* WHAT IS EXPECTED: Output all the material that follows, exactly as given.

* DATA TO PROCESS:

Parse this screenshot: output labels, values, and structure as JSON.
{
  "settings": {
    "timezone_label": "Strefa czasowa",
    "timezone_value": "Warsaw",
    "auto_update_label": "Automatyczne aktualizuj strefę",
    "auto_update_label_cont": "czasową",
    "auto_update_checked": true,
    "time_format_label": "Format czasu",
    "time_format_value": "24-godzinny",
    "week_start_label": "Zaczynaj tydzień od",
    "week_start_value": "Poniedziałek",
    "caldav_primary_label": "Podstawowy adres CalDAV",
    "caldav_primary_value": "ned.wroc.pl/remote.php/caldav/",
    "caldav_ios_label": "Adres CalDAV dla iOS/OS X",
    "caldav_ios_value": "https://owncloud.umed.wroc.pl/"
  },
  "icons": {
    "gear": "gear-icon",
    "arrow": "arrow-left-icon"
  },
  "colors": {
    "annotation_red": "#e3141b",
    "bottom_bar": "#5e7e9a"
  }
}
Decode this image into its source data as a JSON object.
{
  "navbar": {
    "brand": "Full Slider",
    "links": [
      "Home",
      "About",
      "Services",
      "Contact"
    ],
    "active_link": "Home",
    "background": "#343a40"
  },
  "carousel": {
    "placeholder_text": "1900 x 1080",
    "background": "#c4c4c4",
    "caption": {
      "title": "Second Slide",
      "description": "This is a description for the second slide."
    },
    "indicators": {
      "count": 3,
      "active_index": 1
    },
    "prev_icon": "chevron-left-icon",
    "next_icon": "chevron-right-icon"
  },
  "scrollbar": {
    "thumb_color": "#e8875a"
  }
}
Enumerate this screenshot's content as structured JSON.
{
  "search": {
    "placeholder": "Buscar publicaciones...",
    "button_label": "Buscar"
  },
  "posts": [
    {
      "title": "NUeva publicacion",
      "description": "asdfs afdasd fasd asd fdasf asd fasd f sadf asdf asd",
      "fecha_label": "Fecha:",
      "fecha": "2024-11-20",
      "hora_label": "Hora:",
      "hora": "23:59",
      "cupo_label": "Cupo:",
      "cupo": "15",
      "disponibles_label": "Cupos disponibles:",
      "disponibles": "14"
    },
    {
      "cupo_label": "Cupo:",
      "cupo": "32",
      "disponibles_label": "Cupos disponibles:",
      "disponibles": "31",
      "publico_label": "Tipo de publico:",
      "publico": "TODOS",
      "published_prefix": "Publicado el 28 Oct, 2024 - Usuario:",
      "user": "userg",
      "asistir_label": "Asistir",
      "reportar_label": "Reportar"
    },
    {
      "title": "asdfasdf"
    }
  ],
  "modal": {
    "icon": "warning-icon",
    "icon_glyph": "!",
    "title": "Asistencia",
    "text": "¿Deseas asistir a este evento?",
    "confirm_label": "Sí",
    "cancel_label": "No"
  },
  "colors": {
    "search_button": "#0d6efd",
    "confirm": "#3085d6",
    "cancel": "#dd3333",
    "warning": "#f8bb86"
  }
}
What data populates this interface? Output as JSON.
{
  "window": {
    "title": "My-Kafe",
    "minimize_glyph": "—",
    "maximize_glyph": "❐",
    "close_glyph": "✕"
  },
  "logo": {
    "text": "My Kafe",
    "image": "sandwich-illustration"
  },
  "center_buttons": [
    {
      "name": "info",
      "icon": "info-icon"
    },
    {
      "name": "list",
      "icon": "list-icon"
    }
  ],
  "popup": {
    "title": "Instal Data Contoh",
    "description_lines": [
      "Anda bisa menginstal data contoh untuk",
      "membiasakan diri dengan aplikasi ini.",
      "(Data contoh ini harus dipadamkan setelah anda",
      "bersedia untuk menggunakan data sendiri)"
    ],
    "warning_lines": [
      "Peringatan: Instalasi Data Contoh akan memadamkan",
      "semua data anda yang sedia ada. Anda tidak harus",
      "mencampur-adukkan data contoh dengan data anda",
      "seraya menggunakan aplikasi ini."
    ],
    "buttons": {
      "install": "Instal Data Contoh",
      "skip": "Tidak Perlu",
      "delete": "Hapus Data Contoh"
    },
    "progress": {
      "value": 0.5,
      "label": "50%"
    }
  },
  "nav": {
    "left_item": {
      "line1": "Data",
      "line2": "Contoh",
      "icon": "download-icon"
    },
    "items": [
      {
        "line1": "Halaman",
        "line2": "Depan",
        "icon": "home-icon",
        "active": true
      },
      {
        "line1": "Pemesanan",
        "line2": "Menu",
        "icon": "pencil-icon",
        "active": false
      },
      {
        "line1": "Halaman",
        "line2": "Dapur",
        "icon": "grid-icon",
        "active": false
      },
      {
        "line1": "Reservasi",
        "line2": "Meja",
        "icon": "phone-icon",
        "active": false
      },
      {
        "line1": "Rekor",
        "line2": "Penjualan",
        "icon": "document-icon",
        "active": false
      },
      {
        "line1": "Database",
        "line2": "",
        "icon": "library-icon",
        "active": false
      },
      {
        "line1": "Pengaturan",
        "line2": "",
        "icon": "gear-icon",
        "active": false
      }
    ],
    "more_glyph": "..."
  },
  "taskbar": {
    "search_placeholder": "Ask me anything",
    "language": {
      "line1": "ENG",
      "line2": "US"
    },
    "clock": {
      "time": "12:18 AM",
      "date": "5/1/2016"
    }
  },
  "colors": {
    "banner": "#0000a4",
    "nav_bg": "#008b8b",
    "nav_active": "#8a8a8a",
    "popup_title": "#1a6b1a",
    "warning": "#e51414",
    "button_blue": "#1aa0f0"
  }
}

* RESPONSE:
Parse this screenshot: output labels, values, and structure as JSON.
{
  "settings": {
    "timezone_label": "Strefa czasowa",
    "timezone_value": "Warsaw",
    "auto_update_label": "Automatyczne aktualizuj strefę",
    "auto_update_label_cont": "czasową",
    "auto_update_checked": true,
    "time_format_label": "Format czasu",
    "time_format_value": "24-godzinny",
    "week_start_label": "Zaczynaj tydzień od",
    "week_start_value": "Poniedziałek",
    "caldav_primary_label": "Podstawowy adres CalDAV",
    "caldav_primary_value": "ned.wroc.pl/remote.php/caldav/",
    "caldav_ios_label": "Adres CalDAV dla iOS/OS X",
    "caldav_ios_value": "https://owncloud.umed.wroc.pl/"
  },
  "icons": {
    "gear": "gear-icon",
    "arrow": "arrow-left-icon"
  },
  "colors": {
    "annotation_red": "#e3141b",
    "bottom_bar": "#5e7e9a"
  }
}
Decode this image into its source data as a JSON object.
{
  "navbar": {
    "brand": "Full Slider",
    "links": [
      "Home",
      "About",
      "Services",
      "Contact"
    ],
    "active_link": "Home",
    "background": "#343a40"
  },
  "carousel": {
    "placeholder_text": "1900 x 1080",
    "background": "#c4c4c4",
    "caption": {
      "title": "Second Slide",
      "description": "This is a description for the second slide."
    },
    "indicators": {
      "count": 3,
      "active_index": 1
    },
    "prev_icon": "chevron-left-icon",
    "next_icon": "chevron-right-icon"
  },
  "scrollbar": {
    "thumb_color": "#e8875a"
  }
}
Enumerate this screenshot's content as structured JSON.
{
  "search": {
    "placeholder": "Buscar publicaciones...",
    "button_label": "Buscar"
  },
  "posts": [
    {
      "title": "NUeva publicacion",
      "description": "asdfs afdasd fasd asd fdasf asd fasd f sadf asdf asd",
      "fecha_label": "Fecha:",
      "fecha": "2024-11-20",
      "hora_label": "Hora:",
      "hora": "23:59",
      "cupo_label": "Cupo:",
      "cupo": "15",
      "disponibles_label": "Cupos disponibles:",
      "disponibles": "14"
    },
    {
      "cupo_label": "Cupo:",
      "cupo": "32",
      "disponibles_label": "Cupos disponibles:",
      "disponibles": "31",
      "publico_label": "Tipo de publico:",
      "publico": "TODOS",
      "published_prefix": "Publicado el 28 Oct, 2024 - Usuario:",
      "user": "userg",
      "asistir_label": "Asistir",
      "reportar_label": "Reportar"
    },
    {
      "title": "asdfasdf"
    }
  ],
  "modal": {
    "icon": "warning-icon",
    "icon_glyph": "!",
    "title": "Asistencia",
    "text": "¿Deseas asistir a este evento?",
    "confirm_label": "Sí",
    "cancel_label": "No"
  },
  "colors": {
    "search_button": "#0d6efd",
    "confirm": "#3085d6",
    "cancel": "#dd3333",
    "warning": "#f8bb86"
  }
}
What data populates this interface? Output as JSON.
{
  "window": {
    "title": "My-Kafe",
    "minimize_glyph": "—",
    "maximize_glyph": "❐",
    "close_glyph": "✕"
  },
  "logo": {
    "text": "My Kafe",
    "image": "sandwich-illustration"
  },
  "center_buttons": [
    {
      "name": "info",
      "icon": "info-icon"
    },
    {
      "name": "list",
      "icon": "list-icon"
    }
  ],
  "popup": {
    "title": "Instal Data Contoh",
    "description_lines": [
      "Anda bisa menginstal data contoh untuk",
      "membiasakan diri dengan aplikasi ini.",
      "(Data contoh ini harus dipadamkan setelah anda",
      "bersedia untuk menggunakan data sendiri)"
    ],
    "warning_lines": [
      "Peringatan: Instalasi Data Contoh akan memadamkan",
      "semua data anda yang sedia ada. Anda tidak harus",
      "mencampur-adukkan data contoh dengan data anda",
      "seraya menggunakan aplikasi ini."
    ],
    "buttons": {
      "install": "Instal Data Contoh",
      "skip": "Tidak Perlu",
      "delete": "Hapus Data Contoh"
    },
    "progress": {
      "value": 0.5,
      "label": "50%"
    }
  },
  "nav": {
    "left_item": {
      "line1": "Data",
      "line2": "Contoh",
      "icon": "download-icon"
    },
    "items": [
      {
        "line1": "Halaman",
        "line2": "Depan",
        "icon": "home-icon",
        "active": true
      },
      {
        "line1": "Pemesanan",
        "line2": "Menu",
        "icon": "pencil-icon",
        "active": false
      },
      {
        "line1": "Halaman",
        "line2": "Dapur",
        "icon": "grid-icon",
        "active": false
      },
      {
        "line1": "Reservasi",
        "line2": "Meja",
        "icon": "phone-icon",
        "active": false
      },
      {
        "line1": "Rekor",
        "line2": "Penjualan",
        "icon": "document-icon",
        "active": false
      },
      {
        "line1": "Database",
        "line2": "",
        "icon": "library-icon",
        "active": false
      },
      {
        "line1": "Pengaturan",
        "line2": "",
        "icon": "gear-icon",
        "active": false
      }
    ],
    "more_glyph": "..."
  },
  "taskbar": {
    "search_placeholder": "Ask me anything",
    "language": {
      "line1": "ENG",
      "line2": "US"
    },
    "clock": {
      "time": "12:18 AM",
      "date": "5/1/2016"
    }
  },
  "colors": {
    "banner": "#0000a4",
    "nav_bg": "#008b8b",
    "nav_active": "#8a8a8a",
    "popup_title": "#1a6b1a",
    "warning": "#e51414",
    "button_blue": "#1aa0f0"
  }
}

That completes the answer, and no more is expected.